> What to do
In the records below, find each line with the word "inverted" and copy it.

··· Stored rows ···

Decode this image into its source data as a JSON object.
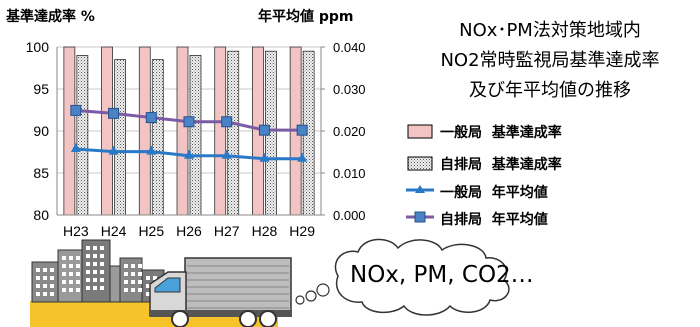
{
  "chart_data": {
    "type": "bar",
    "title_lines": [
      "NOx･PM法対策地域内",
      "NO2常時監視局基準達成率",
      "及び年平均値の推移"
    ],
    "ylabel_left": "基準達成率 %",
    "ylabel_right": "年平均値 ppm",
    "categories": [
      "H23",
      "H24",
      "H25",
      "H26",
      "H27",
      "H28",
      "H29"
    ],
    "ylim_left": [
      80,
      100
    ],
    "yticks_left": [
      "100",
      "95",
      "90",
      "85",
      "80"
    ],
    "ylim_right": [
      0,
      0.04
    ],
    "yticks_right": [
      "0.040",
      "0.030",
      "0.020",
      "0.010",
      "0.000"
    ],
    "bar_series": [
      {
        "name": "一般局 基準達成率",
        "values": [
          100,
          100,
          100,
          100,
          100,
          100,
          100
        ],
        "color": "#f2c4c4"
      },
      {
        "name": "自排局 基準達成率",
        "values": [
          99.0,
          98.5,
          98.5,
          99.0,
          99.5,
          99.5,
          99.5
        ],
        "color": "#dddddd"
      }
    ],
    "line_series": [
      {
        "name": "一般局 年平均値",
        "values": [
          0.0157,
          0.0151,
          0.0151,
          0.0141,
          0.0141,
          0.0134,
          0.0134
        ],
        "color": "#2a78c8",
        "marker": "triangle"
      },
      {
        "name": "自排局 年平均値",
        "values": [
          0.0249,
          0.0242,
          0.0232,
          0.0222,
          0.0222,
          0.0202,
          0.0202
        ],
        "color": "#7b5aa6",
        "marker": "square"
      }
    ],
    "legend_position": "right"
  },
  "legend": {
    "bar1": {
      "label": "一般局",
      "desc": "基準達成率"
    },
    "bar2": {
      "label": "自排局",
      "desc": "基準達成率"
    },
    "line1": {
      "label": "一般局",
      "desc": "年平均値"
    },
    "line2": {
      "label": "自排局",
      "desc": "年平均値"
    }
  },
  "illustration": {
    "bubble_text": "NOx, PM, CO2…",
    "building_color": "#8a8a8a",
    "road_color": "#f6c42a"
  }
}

···
··· Stored rows ···

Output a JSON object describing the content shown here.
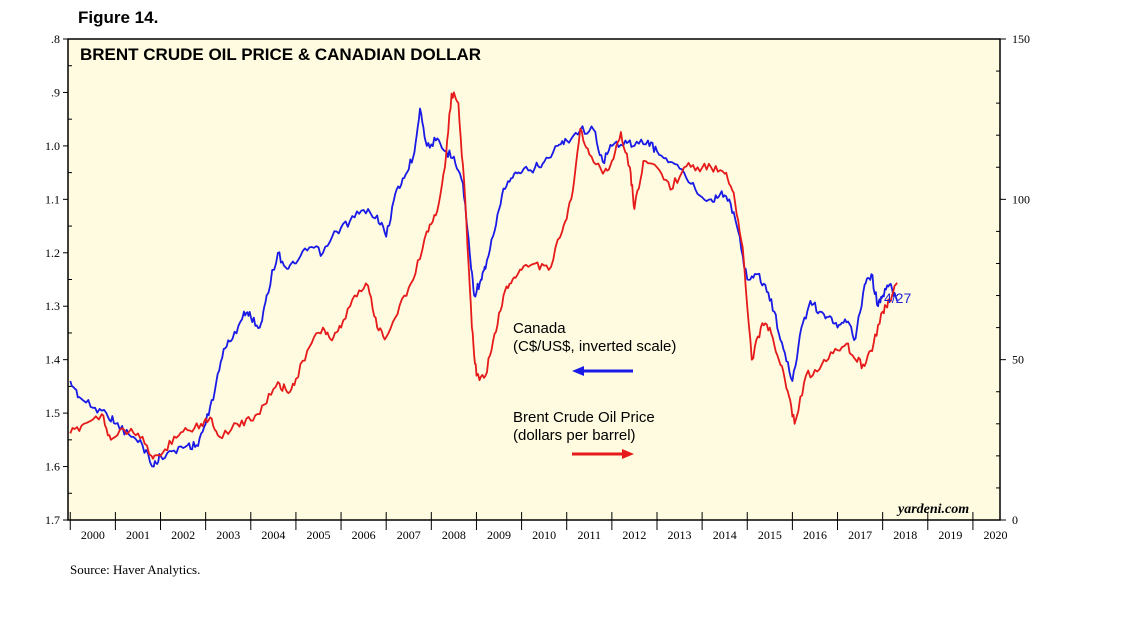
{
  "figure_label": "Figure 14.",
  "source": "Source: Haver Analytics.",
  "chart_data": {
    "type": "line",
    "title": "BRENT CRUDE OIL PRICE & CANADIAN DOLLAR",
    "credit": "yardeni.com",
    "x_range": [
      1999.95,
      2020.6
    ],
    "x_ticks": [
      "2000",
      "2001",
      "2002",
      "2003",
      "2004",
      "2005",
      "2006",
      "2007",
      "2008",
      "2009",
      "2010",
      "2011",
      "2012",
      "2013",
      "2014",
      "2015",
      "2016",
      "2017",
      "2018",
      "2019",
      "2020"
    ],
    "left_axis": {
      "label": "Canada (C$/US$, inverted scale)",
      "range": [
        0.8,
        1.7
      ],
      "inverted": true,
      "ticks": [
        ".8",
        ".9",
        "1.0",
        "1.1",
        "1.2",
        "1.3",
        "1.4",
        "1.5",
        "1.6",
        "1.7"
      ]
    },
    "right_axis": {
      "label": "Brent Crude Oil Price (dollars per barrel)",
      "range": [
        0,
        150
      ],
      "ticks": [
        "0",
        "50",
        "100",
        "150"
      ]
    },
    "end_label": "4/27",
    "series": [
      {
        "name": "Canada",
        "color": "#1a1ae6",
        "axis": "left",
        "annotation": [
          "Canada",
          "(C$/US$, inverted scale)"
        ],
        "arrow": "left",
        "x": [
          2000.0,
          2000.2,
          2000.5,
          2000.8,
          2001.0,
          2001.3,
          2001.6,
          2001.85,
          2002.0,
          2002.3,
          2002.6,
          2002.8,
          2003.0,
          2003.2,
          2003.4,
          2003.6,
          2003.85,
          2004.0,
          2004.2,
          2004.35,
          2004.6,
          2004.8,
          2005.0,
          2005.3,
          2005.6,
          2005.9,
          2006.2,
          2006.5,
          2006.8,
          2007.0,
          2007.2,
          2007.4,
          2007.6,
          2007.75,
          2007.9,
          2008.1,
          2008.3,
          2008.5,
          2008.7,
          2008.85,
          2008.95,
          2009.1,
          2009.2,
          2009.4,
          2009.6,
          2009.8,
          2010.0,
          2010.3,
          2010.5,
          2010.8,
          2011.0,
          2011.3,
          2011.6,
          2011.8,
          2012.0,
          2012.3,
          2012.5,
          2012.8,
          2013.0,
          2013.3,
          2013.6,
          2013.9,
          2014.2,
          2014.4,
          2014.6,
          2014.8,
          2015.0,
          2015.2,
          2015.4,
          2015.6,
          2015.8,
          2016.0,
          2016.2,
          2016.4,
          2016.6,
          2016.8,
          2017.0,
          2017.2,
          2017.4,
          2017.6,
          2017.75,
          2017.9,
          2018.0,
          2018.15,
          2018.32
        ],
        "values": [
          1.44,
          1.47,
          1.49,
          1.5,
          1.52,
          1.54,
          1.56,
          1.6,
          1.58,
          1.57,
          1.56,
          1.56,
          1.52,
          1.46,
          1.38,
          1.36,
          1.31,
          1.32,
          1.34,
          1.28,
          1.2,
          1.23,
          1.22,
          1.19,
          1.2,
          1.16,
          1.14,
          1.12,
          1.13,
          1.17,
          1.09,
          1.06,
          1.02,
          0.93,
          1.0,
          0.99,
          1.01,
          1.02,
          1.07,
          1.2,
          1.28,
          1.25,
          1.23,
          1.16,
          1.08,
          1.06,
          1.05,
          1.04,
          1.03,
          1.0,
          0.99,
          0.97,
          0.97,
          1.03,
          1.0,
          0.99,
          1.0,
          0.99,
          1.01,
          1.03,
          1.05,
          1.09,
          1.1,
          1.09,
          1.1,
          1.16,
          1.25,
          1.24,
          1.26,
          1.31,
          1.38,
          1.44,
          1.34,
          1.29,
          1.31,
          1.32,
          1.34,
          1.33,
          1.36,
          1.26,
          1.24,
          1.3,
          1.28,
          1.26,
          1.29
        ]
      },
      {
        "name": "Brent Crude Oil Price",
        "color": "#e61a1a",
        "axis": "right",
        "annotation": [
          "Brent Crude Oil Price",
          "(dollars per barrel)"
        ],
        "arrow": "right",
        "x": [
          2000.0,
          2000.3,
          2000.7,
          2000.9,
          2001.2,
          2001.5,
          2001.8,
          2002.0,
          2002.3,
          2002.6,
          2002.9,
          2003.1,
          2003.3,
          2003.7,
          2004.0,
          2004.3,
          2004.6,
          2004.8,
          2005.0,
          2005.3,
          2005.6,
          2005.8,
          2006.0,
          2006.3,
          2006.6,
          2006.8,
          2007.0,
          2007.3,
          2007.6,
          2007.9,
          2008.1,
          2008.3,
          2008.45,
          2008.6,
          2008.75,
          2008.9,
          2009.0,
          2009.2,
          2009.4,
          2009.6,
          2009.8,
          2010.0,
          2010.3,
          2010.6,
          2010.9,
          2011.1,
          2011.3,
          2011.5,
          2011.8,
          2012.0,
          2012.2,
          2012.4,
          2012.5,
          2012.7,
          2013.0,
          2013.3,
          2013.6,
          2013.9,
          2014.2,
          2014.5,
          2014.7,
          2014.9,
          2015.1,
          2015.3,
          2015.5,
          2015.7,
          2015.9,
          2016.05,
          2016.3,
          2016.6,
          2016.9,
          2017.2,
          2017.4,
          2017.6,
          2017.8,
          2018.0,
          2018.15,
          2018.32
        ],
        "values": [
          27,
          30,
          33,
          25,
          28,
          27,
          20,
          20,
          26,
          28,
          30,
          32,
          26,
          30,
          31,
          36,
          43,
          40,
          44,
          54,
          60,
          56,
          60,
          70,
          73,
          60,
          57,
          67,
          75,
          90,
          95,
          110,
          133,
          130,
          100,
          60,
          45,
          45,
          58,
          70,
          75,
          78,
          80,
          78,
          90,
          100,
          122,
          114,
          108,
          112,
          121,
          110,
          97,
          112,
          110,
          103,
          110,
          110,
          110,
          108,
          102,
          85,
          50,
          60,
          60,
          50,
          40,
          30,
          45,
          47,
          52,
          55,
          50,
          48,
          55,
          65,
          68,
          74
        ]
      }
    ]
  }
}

···

> Written answer
      "label": "Canada (C$/US$, inverted scale)",
      "inverted": true,
          "(C$/US$, inverted scale)"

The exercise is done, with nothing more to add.